[Entries from a visual dataset]
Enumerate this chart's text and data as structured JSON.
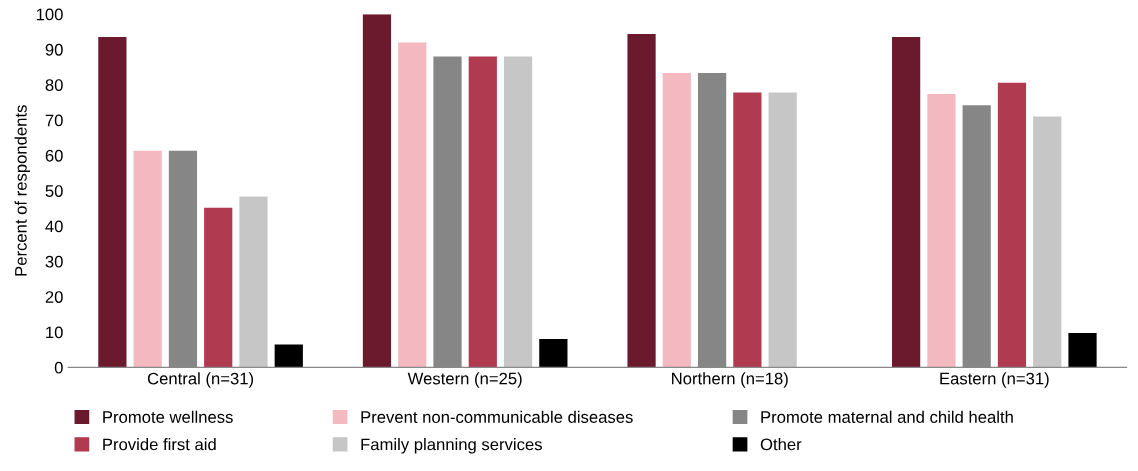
{
  "chart_data": {
    "type": "bar",
    "ylabel": "Percent of respondents",
    "categories": [
      "Central (n=31)",
      "Western (n=25)",
      "Northern (n=18)",
      "Eastern (n=31)"
    ],
    "series": [
      {
        "name": "Promote wellness",
        "color": "#6b1a2e",
        "values": [
          93.5,
          100,
          94.4,
          93.5
        ]
      },
      {
        "name": "Prevent non-communicable diseases",
        "color": "#f4b9c0",
        "values": [
          61.3,
          92,
          83.3,
          77.4
        ]
      },
      {
        "name": "Promote maternal and child health",
        "color": "#868686",
        "values": [
          61.3,
          88,
          83.3,
          74.2
        ]
      },
      {
        "name": "Provide first aid",
        "color": "#b03a50",
        "values": [
          45.2,
          88,
          77.8,
          80.6
        ]
      },
      {
        "name": "Family planning services",
        "color": "#c6c6c6",
        "values": [
          48.4,
          88,
          77.8,
          71.0
        ]
      },
      {
        "name": "Other",
        "color": "#000000",
        "values": [
          6.5,
          8,
          0,
          9.7
        ]
      }
    ],
    "ylim": [
      0,
      100
    ],
    "yticks": [
      0,
      10,
      20,
      30,
      40,
      50,
      60,
      70,
      80,
      90,
      100
    ],
    "grid": false,
    "legend": "bottom"
  }
}
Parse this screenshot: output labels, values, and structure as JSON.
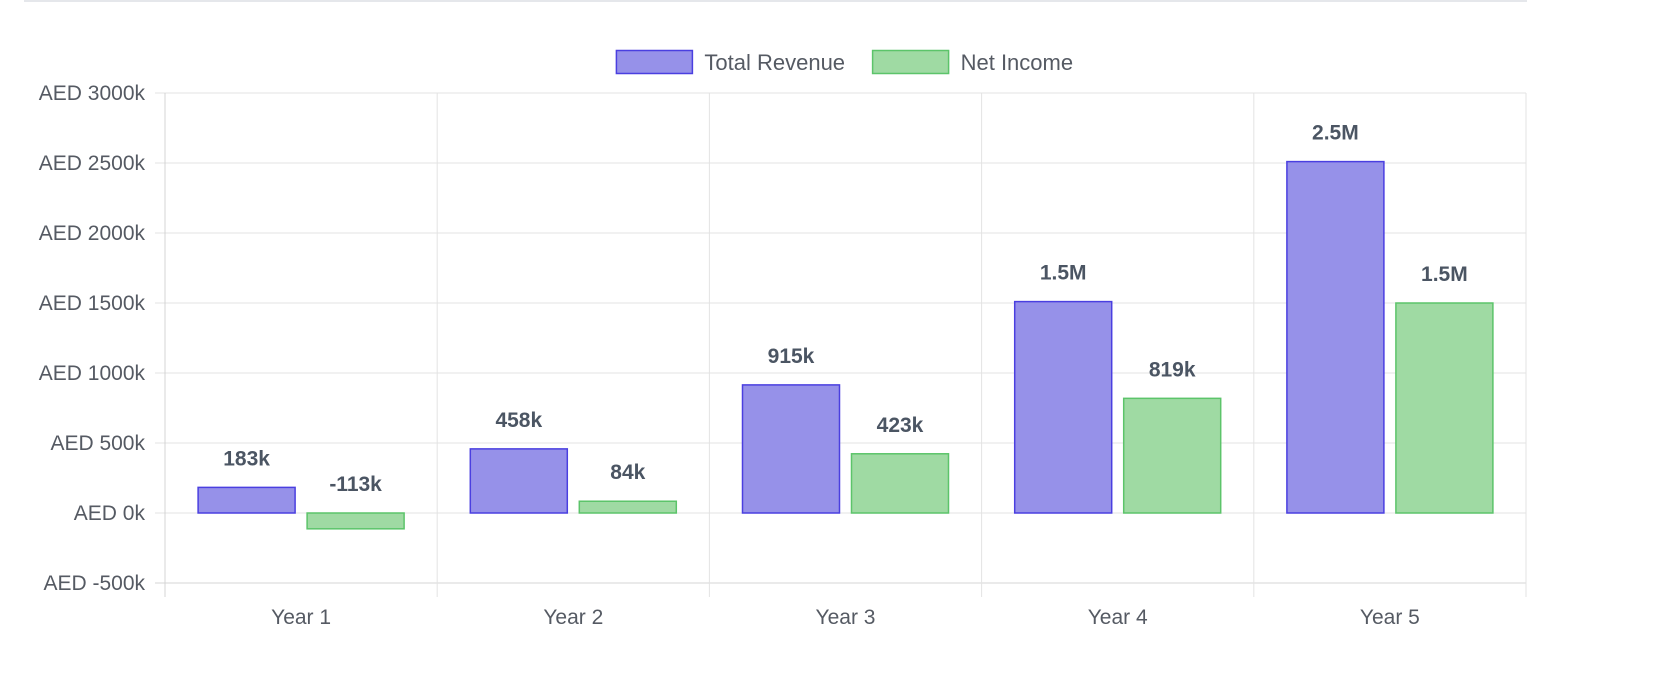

### Exercise
Return the listing above word for word, with the pictures removed.

### Exercise output
Enumerate this chart's text and data as structured JSON.
{
  "chart_data": {
    "type": "bar",
    "ylabel": "Percent of respondents",
    "categories": [
      "Central (n=31)",
      "Western (n=25)",
      "Northern (n=18)",
      "Eastern (n=31)"
    ],
    "series": [
      {
        "name": "Promote wellness",
        "color": "#6b1a2e",
        "values": [
          93.5,
          100,
          94.4,
          93.5
        ]
      },
      {
        "name": "Prevent non-communicable diseases",
        "color": "#f4b9c0",
        "values": [
          61.3,
          92,
          83.3,
          77.4
        ]
      },
      {
        "name": "Promote maternal and child health",
        "color": "#868686",
        "values": [
          61.3,
          88,
          83.3,
          74.2
        ]
      },
      {
        "name": "Provide first aid",
        "color": "#b03a50",
        "values": [
          45.2,
          88,
          77.8,
          80.6
        ]
      },
      {
        "name": "Family planning services",
        "color": "#c6c6c6",
        "values": [
          48.4,
          88,
          77.8,
          71.0
        ]
      },
      {
        "name": "Other",
        "color": "#000000",
        "values": [
          6.5,
          8,
          0,
          9.7
        ]
      }
    ],
    "ylim": [
      0,
      100
    ],
    "yticks": [
      0,
      10,
      20,
      30,
      40,
      50,
      60,
      70,
      80,
      90,
      100
    ],
    "grid": false,
    "legend": "bottom"
  }
}
Parse this screenshot: output labels, values, and structure as JSON.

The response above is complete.